▶ [Task brief]: Copy out, word for word, the full passage on Reliance Jio Platforms ending its round of fundraising.

▶ [Passage provided]:
If your venture fund was not one of the ten investors that backed Reliance Jio Platforms in recent weeks, you won’t be able to plough cash into the fast-growing top Indian telecom network for at least a few quarters now as it is no longer scouting for fresh deals.
Reliance Jio Platforms, which has raised $15.2 billion in the past nine weeks, said today that Saudi Arabia’s PIF $1.5 billion investment on Thursday marked the “end of Jio Platforms’ current phase of induction of financial partners.”
Mukesh Ambani, who controls Reliance Industries (the parent firm of Jio Platforms and a range of other businesses), said that Jio Platforms and Reliance Retail, the largest retail chain in the country, “have received strong interest from strategic and financial investors,” but he will now “induct leading global partners in these businesses in the next few quarters.”
India’s richest man added that he plans to publicly list both Jio Platforms and Reliance Retail within the next five years. “With these initiatives, I have no doubt that your company will have one of the strongest balance sheets in the world.”
The announcement today caps perhaps the buzziest fundraising news cycle that lasted for nearly three months. Reliance Jio Platforms, which has amassed over 388 million subscribers in less than four years, announced in April that it had secured $5.7 billion from Facebook.
In the weeks since, the telecom operator has raised an additional $9.5 billion from a roster of nine high-profile investors including Silver Lake, KKR, and General Atlantic .

▶ [Data]:
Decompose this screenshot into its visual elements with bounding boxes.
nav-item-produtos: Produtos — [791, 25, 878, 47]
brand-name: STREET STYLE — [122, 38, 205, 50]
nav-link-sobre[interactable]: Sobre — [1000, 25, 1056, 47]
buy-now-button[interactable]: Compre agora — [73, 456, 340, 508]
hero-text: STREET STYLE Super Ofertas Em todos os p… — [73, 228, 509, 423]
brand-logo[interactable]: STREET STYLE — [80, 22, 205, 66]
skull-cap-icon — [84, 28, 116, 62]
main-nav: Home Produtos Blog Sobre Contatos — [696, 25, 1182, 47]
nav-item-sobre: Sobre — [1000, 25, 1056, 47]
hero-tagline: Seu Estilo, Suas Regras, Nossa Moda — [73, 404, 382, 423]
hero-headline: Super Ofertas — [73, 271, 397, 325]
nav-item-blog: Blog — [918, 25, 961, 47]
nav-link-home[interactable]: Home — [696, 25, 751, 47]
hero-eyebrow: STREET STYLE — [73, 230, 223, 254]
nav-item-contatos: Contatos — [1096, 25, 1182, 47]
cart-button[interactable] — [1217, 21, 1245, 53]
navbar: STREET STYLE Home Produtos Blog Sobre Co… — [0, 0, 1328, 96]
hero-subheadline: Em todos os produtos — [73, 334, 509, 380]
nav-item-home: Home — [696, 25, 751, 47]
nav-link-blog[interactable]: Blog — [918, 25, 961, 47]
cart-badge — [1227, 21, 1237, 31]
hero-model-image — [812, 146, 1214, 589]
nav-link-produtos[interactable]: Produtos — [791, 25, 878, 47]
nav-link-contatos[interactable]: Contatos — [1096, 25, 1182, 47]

▶ [Output]:
If your venture fund was not one of the ten investors that backed Reliance Jio Platforms in recent weeks, you won’t be able to plough cash into the fast-growing top Indian telecom network for at least a few quarters now as it is no longer scouting for fresh deals.
Reliance Jio Platforms, which has raised $15.2 billion in the past nine weeks, said today that Saudi Arabia’s PIF $1.5 billion investment on Thursday marked the “end of Jio Platforms’ current phase of induction of financial partners.”
Mukesh Ambani, who controls Reliance Industries (the parent firm of Jio Platforms and a range of other businesses), said that Jio Platforms and Reliance Retail, the largest retail chain in the country, “have received strong interest from strategic and financial investors,” but he will now “induct leading global partners in these businesses in the next few quarters.”
India’s richest man added that he plans to publicly list both Jio Platforms and Reliance Retail within the next five years. “With these initiatives, I have no doubt that your company will have one of the strongest balance sheets in the world.”
The announcement today caps perhaps the buzziest fundraising news cycle that lasted for nearly three months. Reliance Jio Platforms, which has amassed over 388 million subscribers in less than four years, announced in April that it had secured $5.7 billion from Facebook.
In the weeks since, the telecom operator has raised an additional $9.5 billion from a roster of nine high-profile investors including Silver Lake, KKR, and General Atlantic .